• _Exercise prompt_
Go through the records and show each line where the word "icon" occurs.

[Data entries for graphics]
>> BEGIN
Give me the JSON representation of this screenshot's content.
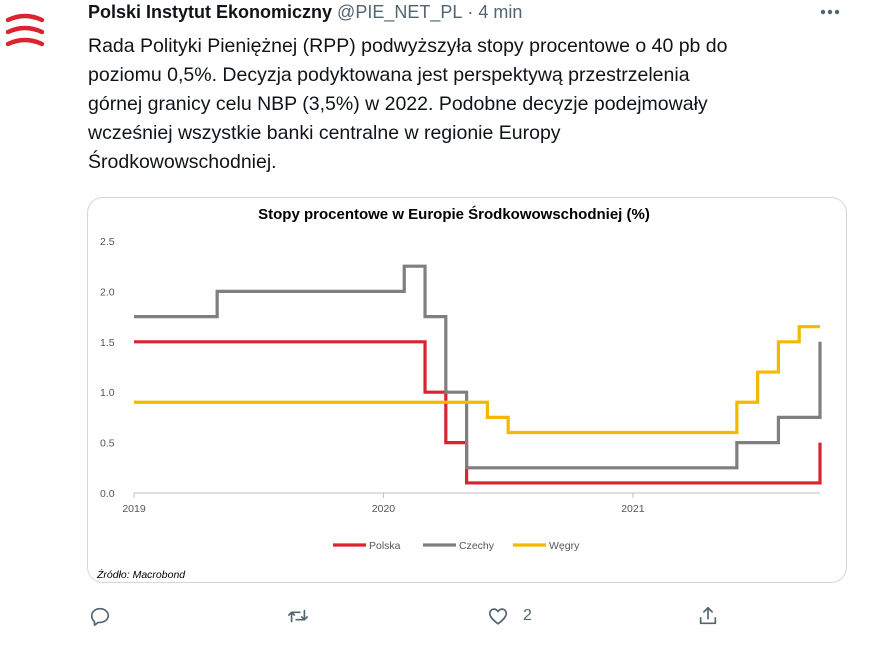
{
  "tweet": {
    "author_name": "Polski Instytut Ekonomiczny",
    "handle": "@PIE_NET_PL",
    "separator": "·",
    "time": "4 min",
    "more_label": "•••",
    "text_lines": [
      "Rada Polityki Pieniężnej (RPP) podwyższyła stopy procentowe o 40 pb do",
      "poziomu 0,5%. Decyzja podyktowana jest perspektywą przestrzelenia",
      "górnej granicy celu NBP (3,5%) w 2022. Podobne decyzje podejmowały",
      "wcześniej wszystkie banki centralne w regionie Europy",
      "Środkowowschodniej."
    ]
  },
  "actions": {
    "reply_icon": "reply-icon",
    "retweet_icon": "retweet-icon",
    "like_icon": "heart-icon",
    "like_count": "2",
    "share_icon": "share-icon"
  },
  "colors": {
    "polska": "#d9232e",
    "czechy": "#7f7f7f",
    "wegry": "#f5b800",
    "brand": "#d9232e"
  },
  "chart_data": {
    "type": "line",
    "title": "Stopy procentowe w Europie Środkowowschodniej (%)",
    "xlabel": "",
    "ylabel": "",
    "xlim": [
      "2019-01",
      "2021-10"
    ],
    "ylim": [
      0,
      2.5
    ],
    "y_ticks": [
      "0.0",
      "0.5",
      "1.0",
      "1.5",
      "2.0",
      "2.5"
    ],
    "x_ticks": [
      "2019",
      "2020",
      "2021"
    ],
    "grid": false,
    "legend_position": "bottom",
    "source": "Źródło: Macrobond",
    "series": [
      {
        "name": "Polska",
        "color": "#d9232e",
        "points": [
          [
            "2019-01",
            1.5
          ],
          [
            "2020-03",
            1.0
          ],
          [
            "2020-04",
            0.5
          ],
          [
            "2020-05",
            0.1
          ],
          [
            "2021-10",
            0.5
          ]
        ]
      },
      {
        "name": "Czechy",
        "color": "#7f7f7f",
        "points": [
          [
            "2019-01",
            1.75
          ],
          [
            "2019-05",
            2.0
          ],
          [
            "2020-02",
            2.25
          ],
          [
            "2020-03",
            1.75
          ],
          [
            "2020-04",
            1.0
          ],
          [
            "2020-05",
            0.25
          ],
          [
            "2021-06",
            0.5
          ],
          [
            "2021-08",
            0.75
          ],
          [
            "2021-10",
            1.5
          ]
        ]
      },
      {
        "name": "Węgry",
        "color": "#f5b800",
        "points": [
          [
            "2019-01",
            0.9
          ],
          [
            "2020-06",
            0.75
          ],
          [
            "2020-07",
            0.6
          ],
          [
            "2021-06",
            0.9
          ],
          [
            "2021-07",
            1.2
          ],
          [
            "2021-08",
            1.5
          ],
          [
            "2021-09",
            1.65
          ]
        ]
      }
    ]
  }
}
>> END
• _Solution for this exercise_
    "reply_icon": "reply-icon",
    "retweet_icon": "retweet-icon",
    "like_icon": "heart-icon",
    "share_icon": "share-icon"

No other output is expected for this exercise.